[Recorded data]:
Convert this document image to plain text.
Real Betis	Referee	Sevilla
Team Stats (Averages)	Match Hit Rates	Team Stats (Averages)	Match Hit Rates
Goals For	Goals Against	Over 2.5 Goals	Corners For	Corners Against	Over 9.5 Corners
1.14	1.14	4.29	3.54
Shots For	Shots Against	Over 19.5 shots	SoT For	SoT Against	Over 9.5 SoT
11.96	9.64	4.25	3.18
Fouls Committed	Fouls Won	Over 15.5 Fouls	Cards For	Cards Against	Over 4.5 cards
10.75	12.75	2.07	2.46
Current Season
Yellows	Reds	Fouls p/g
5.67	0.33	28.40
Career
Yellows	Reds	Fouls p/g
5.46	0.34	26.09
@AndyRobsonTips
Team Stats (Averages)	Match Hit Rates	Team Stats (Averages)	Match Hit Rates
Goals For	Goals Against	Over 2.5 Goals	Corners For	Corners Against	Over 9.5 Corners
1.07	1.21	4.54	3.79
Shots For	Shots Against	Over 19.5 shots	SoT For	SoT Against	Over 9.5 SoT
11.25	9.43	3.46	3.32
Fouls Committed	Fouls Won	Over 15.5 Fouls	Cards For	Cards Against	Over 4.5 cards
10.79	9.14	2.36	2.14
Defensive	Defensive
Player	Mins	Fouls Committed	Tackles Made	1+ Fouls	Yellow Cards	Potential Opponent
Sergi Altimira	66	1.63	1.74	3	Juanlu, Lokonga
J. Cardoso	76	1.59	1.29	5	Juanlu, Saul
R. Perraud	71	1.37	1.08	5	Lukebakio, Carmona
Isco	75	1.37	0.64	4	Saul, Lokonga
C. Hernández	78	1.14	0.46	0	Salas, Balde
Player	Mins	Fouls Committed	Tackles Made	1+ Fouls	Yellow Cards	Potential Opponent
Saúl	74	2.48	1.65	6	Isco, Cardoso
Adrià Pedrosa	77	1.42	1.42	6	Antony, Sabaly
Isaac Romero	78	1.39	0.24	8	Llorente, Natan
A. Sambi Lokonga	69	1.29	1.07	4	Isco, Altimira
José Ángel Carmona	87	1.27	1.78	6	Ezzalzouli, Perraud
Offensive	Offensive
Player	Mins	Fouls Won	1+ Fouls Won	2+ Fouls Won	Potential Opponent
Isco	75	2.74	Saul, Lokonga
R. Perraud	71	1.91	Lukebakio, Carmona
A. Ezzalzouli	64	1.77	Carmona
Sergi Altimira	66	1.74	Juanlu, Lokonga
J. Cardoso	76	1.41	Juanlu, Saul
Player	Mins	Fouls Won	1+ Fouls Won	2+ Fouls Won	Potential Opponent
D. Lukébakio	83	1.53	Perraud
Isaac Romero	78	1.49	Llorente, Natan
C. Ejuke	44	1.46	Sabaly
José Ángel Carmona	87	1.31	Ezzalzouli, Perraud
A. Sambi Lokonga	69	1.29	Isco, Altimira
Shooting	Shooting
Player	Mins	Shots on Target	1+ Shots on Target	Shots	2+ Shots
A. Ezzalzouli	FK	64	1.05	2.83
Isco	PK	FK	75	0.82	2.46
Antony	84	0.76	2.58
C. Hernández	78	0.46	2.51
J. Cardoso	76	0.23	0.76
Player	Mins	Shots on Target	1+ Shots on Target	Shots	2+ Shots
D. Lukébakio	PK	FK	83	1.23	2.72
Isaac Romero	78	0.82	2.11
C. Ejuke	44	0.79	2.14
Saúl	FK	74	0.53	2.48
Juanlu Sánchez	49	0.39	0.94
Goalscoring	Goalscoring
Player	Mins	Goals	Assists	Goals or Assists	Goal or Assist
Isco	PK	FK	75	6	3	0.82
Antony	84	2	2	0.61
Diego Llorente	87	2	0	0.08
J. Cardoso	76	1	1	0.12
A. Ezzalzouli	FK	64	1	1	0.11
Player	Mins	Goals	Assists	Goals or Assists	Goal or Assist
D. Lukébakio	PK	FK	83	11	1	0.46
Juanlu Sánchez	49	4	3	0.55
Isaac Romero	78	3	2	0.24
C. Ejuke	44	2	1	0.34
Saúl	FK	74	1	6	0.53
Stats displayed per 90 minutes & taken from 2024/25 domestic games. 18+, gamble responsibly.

[Requirement]: Would you give the material above again, complete and exact?

[Response below]:
Convert this document image to plain text.
Real Betis	Referee	Sevilla
Team Stats (Averages)	Match Hit Rates	Team Stats (Averages)	Match Hit Rates
Goals For	Goals Against	Over 2.5 Goals	Corners For	Corners Against	Over 9.5 Corners
1.14	1.14	4.29	3.54
Shots For	Shots Against	Over 19.5 shots	SoT For	SoT Against	Over 9.5 SoT
11.96	9.64	4.25	3.18
Fouls Committed	Fouls Won	Over 15.5 Fouls	Cards For	Cards Against	Over 4.5 cards
10.75	12.75	2.07	2.46
Current Season
Yellows	Reds	Fouls p/g
5.67	0.33	28.40
Career
Yellows	Reds	Fouls p/g
5.46	0.34	26.09
@AndyRobsonTips
Team Stats (Averages)	Match Hit Rates	Team Stats (Averages)	Match Hit Rates
Goals For	Goals Against	Over 2.5 Goals	Corners For	Corners Against	Over 9.5 Corners
1.07	1.21	4.54	3.79
Shots For	Shots Against	Over 19.5 shots	SoT For	SoT Against	Over 9.5 SoT
11.25	9.43	3.46	3.32
Fouls Committed	Fouls Won	Over 15.5 Fouls	Cards For	Cards Against	Over 4.5 cards
10.79	9.14	2.36	2.14
Defensive	Defensive
Player	Mins	Fouls Committed	Tackles Made	1+ Fouls	Yellow Cards	Potential Opponent
Sergi Altimira	66	1.63	1.74	3	Juanlu, Lokonga
J. Cardoso	76	1.59	1.29	5	Juanlu, Saul
R. Perraud	71	1.37	1.08	5	Lukebakio, Carmona
Isco	75	1.37	0.64	4	Saul, Lokonga
C. Hernández	78	1.14	0.46	0	Salas, Balde
Player	Mins	Fouls Committed	Tackles Made	1+ Fouls	Yellow Cards	Potential Opponent
Saúl	74	2.48	1.65	6	Isco, Cardoso
Adrià Pedrosa	77	1.42	1.42	6	Antony, Sabaly
Isaac Romero	78	1.39	0.24	8	Llorente, Natan
A. Sambi Lokonga	69	1.29	1.07	4	Isco, Altimira
José Ángel Carmona	87	1.27	1.78	6	Ezzalzouli, Perraud
Offensive	Offensive
Player	Mins	Fouls Won	1+ Fouls Won	2+ Fouls Won	Potential Opponent
Isco	75	2.74	Saul, Lokonga
R. Perraud	71	1.91	Lukebakio, Carmona
A. Ezzalzouli	64	1.77	Carmona
Sergi Altimira	66	1.74	Juanlu, Lokonga
J. Cardoso	76	1.41	Juanlu, Saul
Player	Mins	Fouls Won	1+ Fouls Won	2+ Fouls Won	Potential Opponent
D. Lukébakio	83	1.53	Perraud
Isaac Romero	78	1.49	Llorente, Natan
C. Ejuke	44	1.46	Sabaly
José Ángel Carmona	87	1.31	Ezzalzouli, Perraud
A. Sambi Lokonga	69	1.29	Isco, Altimira
Shooting	Shooting
Player	Mins	Shots on Target	1+ Shots on Target	Shots	2+ Shots
A. Ezzalzouli	FK	64	1.05	2.83
Isco	PK	FK	75	0.82	2.46
Antony	84	0.76	2.58
C. Hernández	78	0.46	2.51
J. Cardoso	76	0.23	0.76
Player	Mins	Shots on Target	1+ Shots on Target	Shots	2+ Shots
D. Lukébakio	PK	FK	83	1.23	2.72
Isaac Romero	78	0.82	2.11
C. Ejuke	44	0.79	2.14
Saúl	FK	74	0.53	2.48
Juanlu Sánchez	49	0.39	0.94
Goalscoring	Goalscoring
Player	Mins	Goals	Assists	Goals or Assists	Goal or Assist
Isco	PK	FK	75	6	3	0.82
Antony	84	2	2	0.61
Diego Llorente	87	2	0	0.08
J. Cardoso	76	1	1	0.12
A. Ezzalzouli	FK	64	1	1	0.11
Player	Mins	Goals	Assists	Goals or Assists	Goal or Assist
D. Lukébakio	PK	FK	83	11	1	0.46
Juanlu Sánchez	49	4	3	0.55
Isaac Romero	78	3	2	0.24
C. Ejuke	44	2	1	0.34
Saúl	FK	74	1	6	0.53
Stats displayed per 90 minutes & taken from 2024/25 domestic games. 18+, gamble responsibly.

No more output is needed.